GIVEN TASK —
Copy the data below exactly.

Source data

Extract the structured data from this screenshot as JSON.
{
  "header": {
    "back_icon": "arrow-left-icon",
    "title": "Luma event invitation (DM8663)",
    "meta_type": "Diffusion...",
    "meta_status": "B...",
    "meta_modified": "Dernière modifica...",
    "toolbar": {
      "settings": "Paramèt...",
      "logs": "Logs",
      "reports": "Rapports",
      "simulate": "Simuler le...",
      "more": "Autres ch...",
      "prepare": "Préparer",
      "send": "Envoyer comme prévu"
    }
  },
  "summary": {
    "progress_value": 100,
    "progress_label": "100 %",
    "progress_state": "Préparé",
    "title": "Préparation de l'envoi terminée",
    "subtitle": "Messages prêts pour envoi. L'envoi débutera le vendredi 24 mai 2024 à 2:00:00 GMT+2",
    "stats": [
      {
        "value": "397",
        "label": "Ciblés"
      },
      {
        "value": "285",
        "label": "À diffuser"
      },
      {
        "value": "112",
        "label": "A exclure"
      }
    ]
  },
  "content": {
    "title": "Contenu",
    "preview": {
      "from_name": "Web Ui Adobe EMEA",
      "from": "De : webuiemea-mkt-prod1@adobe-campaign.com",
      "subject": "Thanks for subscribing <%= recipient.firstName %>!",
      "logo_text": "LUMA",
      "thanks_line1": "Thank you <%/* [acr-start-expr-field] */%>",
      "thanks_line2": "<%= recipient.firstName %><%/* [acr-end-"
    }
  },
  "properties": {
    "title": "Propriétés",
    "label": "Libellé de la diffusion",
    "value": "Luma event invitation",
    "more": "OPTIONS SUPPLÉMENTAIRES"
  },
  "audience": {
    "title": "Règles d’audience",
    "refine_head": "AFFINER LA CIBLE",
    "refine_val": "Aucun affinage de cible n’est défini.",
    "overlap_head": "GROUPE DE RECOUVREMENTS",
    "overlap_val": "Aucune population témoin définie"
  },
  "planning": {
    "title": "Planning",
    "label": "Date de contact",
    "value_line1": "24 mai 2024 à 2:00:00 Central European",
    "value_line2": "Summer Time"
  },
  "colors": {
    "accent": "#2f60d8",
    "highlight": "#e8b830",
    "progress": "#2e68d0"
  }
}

OUTPUT OF THE EXERCISE —
Extract the structured data from this screenshot as JSON.
{
  "header": {
    "back_icon": "arrow-left-icon",
    "title": "Luma event invitation (DM8663)",
    "meta_type": "Diffusion...",
    "meta_status": "B...",
    "meta_modified": "Dernière modifica...",
    "toolbar": {
      "settings": "Paramèt...",
      "logs": "Logs",
      "reports": "Rapports",
      "simulate": "Simuler le...",
      "more": "Autres ch...",
      "prepare": "Préparer",
      "send": "Envoyer comme prévu"
    }
  },
  "summary": {
    "progress_value": 100,
    "progress_label": "100 %",
    "progress_state": "Préparé",
    "title": "Préparation de l'envoi terminée",
    "subtitle": "Messages prêts pour envoi. L'envoi débutera le vendredi 24 mai 2024 à 2:00:00 GMT+2",
    "stats": [
      {
        "value": "397",
        "label": "Ciblés"
      },
      {
        "value": "285",
        "label": "À diffuser"
      },
      {
        "value": "112",
        "label": "A exclure"
      }
    ]
  },
  "content": {
    "title": "Contenu",
    "preview": {
      "from_name": "Web Ui Adobe EMEA",
      "from": "De : webuiemea-mkt-prod1@adobe-campaign.com",
      "subject": "Thanks for subscribing <%= recipient.firstName %>!",
      "logo_text": "LUMA",
      "thanks_line1": "Thank you <%/* [acr-start-expr-field] */%>",
      "thanks_line2": "<%= recipient.firstName %><%/* [acr-end-"
    }
  },
  "properties": {
    "title": "Propriétés",
    "label": "Libellé de la diffusion",
    "value": "Luma event invitation",
    "more": "OPTIONS SUPPLÉMENTAIRES"
  },
  "audience": {
    "title": "Règles d’audience",
    "refine_head": "AFFINER LA CIBLE",
    "refine_val": "Aucun affinage de cible n’est défini.",
    "overlap_head": "GROUPE DE RECOUVREMENTS",
    "overlap_val": "Aucune population témoin définie"
  },
  "planning": {
    "title": "Planning",
    "label": "Date de contact",
    "value_line1": "24 mai 2024 à 2:00:00 Central European",
    "value_line2": "Summer Time"
  },
  "colors": {
    "accent": "#2f60d8",
    "highlight": "#e8b830",
    "progress": "#2e68d0"
  }
}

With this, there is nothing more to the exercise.